_AIM OF THE EXERCISE_
Each entry below should be given again exactly; the pictures stay out.

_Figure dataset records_
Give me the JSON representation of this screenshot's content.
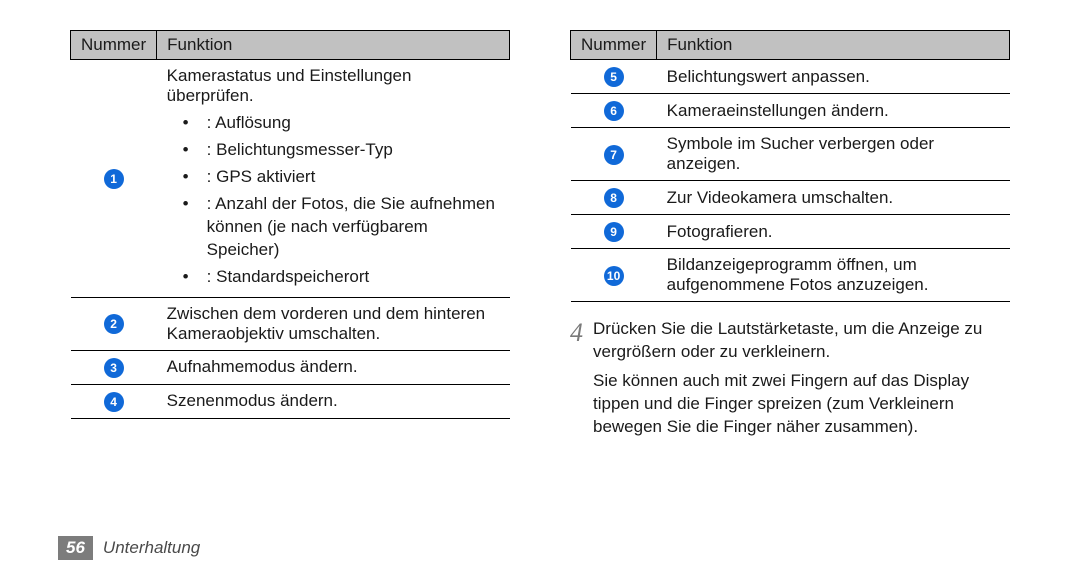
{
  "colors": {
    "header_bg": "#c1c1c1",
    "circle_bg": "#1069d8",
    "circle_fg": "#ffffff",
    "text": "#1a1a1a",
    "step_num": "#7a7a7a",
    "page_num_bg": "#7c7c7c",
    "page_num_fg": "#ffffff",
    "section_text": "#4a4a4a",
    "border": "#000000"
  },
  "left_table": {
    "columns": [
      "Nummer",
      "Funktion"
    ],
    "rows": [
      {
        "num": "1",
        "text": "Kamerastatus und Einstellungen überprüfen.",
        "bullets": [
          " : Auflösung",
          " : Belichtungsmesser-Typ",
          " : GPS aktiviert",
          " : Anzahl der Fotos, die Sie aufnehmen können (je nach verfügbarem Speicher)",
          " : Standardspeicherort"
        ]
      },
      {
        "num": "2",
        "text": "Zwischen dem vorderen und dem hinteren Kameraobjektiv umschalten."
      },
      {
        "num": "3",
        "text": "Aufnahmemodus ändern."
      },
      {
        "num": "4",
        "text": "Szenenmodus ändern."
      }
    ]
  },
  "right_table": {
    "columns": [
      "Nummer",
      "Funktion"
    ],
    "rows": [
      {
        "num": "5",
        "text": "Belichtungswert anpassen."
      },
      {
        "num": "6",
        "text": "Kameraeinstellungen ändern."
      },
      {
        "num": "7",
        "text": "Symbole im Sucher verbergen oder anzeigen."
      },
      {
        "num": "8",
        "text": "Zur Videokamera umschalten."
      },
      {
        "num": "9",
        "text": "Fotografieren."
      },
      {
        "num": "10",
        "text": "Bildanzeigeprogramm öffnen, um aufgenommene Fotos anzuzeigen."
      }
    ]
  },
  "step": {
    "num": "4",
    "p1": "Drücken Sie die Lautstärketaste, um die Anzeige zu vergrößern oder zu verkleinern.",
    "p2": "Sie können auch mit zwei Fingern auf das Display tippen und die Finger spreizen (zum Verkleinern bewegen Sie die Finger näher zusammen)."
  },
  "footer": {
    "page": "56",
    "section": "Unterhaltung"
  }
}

_TASK RESPONSE_
Give me the JSON representation of this screenshot's content.
{
  "colors": {
    "header_bg": "#c1c1c1",
    "circle_bg": "#1069d8",
    "circle_fg": "#ffffff",
    "text": "#1a1a1a",
    "step_num": "#7a7a7a",
    "page_num_bg": "#7c7c7c",
    "page_num_fg": "#ffffff",
    "section_text": "#4a4a4a",
    "border": "#000000"
  },
  "left_table": {
    "columns": [
      "Nummer",
      "Funktion"
    ],
    "rows": [
      {
        "num": "1",
        "text": "Kamerastatus und Einstellungen überprüfen.",
        "bullets": [
          " : Auflösung",
          " : Belichtungsmesser-Typ",
          " : GPS aktiviert",
          " : Anzahl der Fotos, die Sie aufnehmen können (je nach verfügbarem Speicher)",
          " : Standardspeicherort"
        ]
      },
      {
        "num": "2",
        "text": "Zwischen dem vorderen und dem hinteren Kameraobjektiv umschalten."
      },
      {
        "num": "3",
        "text": "Aufnahmemodus ändern."
      },
      {
        "num": "4",
        "text": "Szenenmodus ändern."
      }
    ]
  },
  "right_table": {
    "columns": [
      "Nummer",
      "Funktion"
    ],
    "rows": [
      {
        "num": "5",
        "text": "Belichtungswert anpassen."
      },
      {
        "num": "6",
        "text": "Kameraeinstellungen ändern."
      },
      {
        "num": "7",
        "text": "Symbole im Sucher verbergen oder anzeigen."
      },
      {
        "num": "8",
        "text": "Zur Videokamera umschalten."
      },
      {
        "num": "9",
        "text": "Fotografieren."
      },
      {
        "num": "10",
        "text": "Bildanzeigeprogramm öffnen, um aufgenommene Fotos anzuzeigen."
      }
    ]
  },
  "step": {
    "num": "4",
    "p1": "Drücken Sie die Lautstärketaste, um die Anzeige zu vergrößern oder zu verkleinern.",
    "p2": "Sie können auch mit zwei Fingern auf das Display tippen und die Finger spreizen (zum Verkleinern bewegen Sie die Finger näher zusammen)."
  },
  "footer": {
    "page": "56",
    "section": "Unterhaltung"
  }
}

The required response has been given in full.